WHAT YOU WILL DO:
Which lines have the string "六个坚持"? Copy all of them from the entries below.

## Start INPUT ROWS

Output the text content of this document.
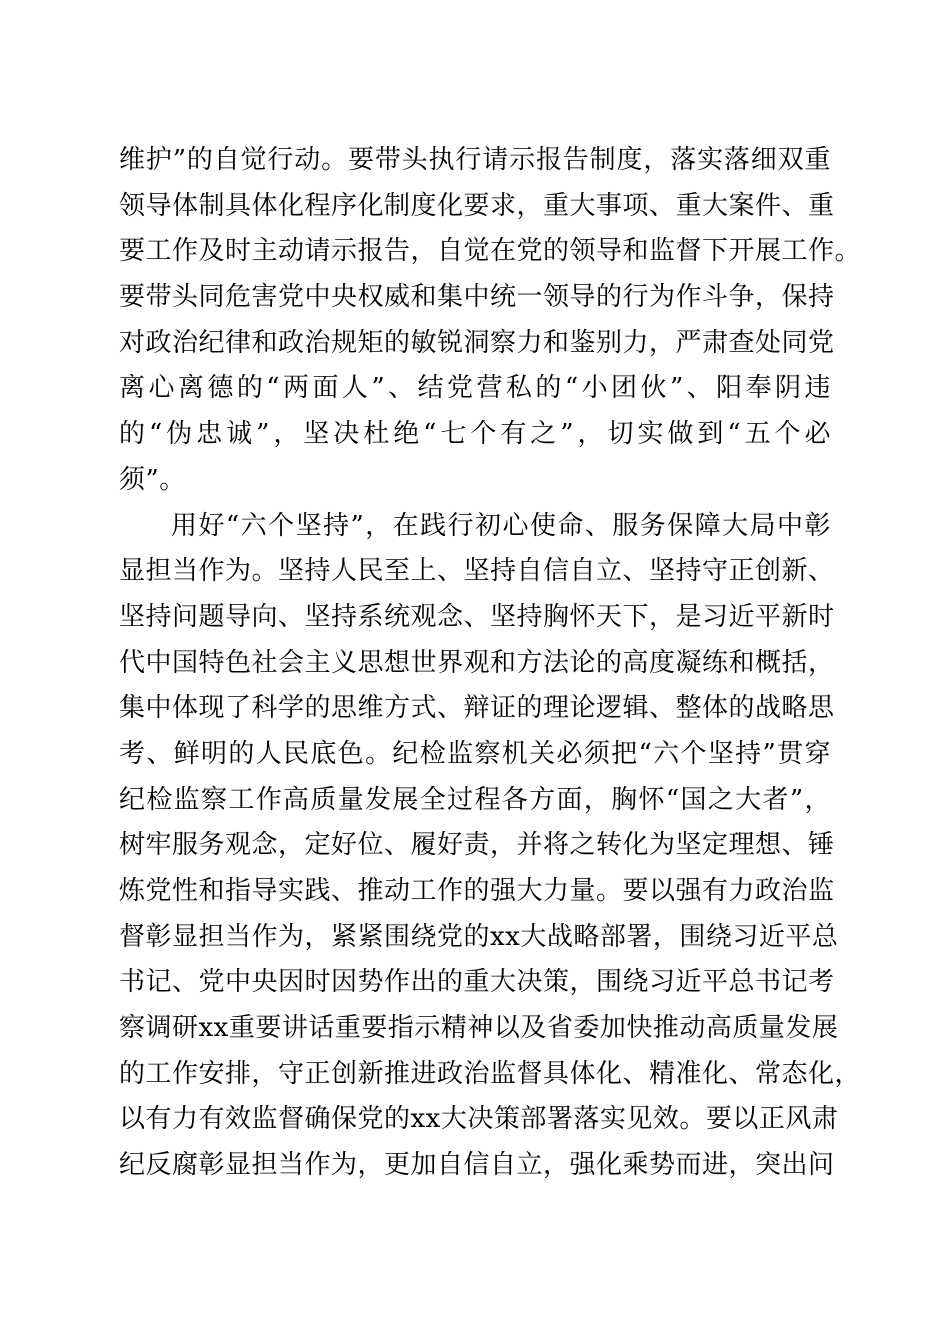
维护”的自觉行动。要带头执行请示报告制度，落实落细双重
领导体制具体化程序化制度化要求，重大事项、重大案件、重
要工作及时主动请示报告，自觉在党的领导和监督下开展工作。
要带头同危害党中央权威和集中统一领导的行为作斗争，保持
对政治纪律和政治规矩的敏锐洞察力和鉴别力，严肃查处同党
离心离德的“两面人”、结党营私的“小团伙”、阳奉阴违
的“伪忠诚”，坚决杜绝“七个有之”，切实做到“五个必
须”。
用好“六个坚持”，在践行初心使命、服务保障大局中彰
显担当作为。坚持人民至上、坚持自信自立、坚持守正创新、
坚持问题导向、坚持系统观念、坚持胸怀天下，是习近平新时
代中国特色社会主义思想世界观和方法论的高度凝练和概括，
集中体现了科学的思维方式、辩证的理论逻辑、整体的战略思
考、鲜明的人民底色。纪检监察机关必须把“六个坚持”贯穿
纪检监察工作高质量发展全过程各方面，胸怀“国之大者”，
树牢服务观念，定好位、履好责，并将之转化为坚定理想、锤
炼党性和指导实践、推动工作的强大力量。要以强有力政治监
督彰显担当作为，紧紧围绕党的xx大战略部署，围绕习近平总
书记、党中央因时因势作出的重大决策，围绕习近平总书记考
察调研xx重要讲话重要指示精神以及省委加快推动高质量发展
的工作安排，守正创新推进政治监督具体化、精准化、常态化，
以有力有效监督确保党的xx大决策部署落实见效。要以正风肃
纪反腐彰显担当作为，更加自信自立，强化乘势而进，突出问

## End INPUT ROWS

FINISHED ANSWER:
用好“六个坚持”，在践行初心使命、服务保障大局中彰
考、鲜明的人民底色。纪检监察机关必须把“六个坚持”贯穿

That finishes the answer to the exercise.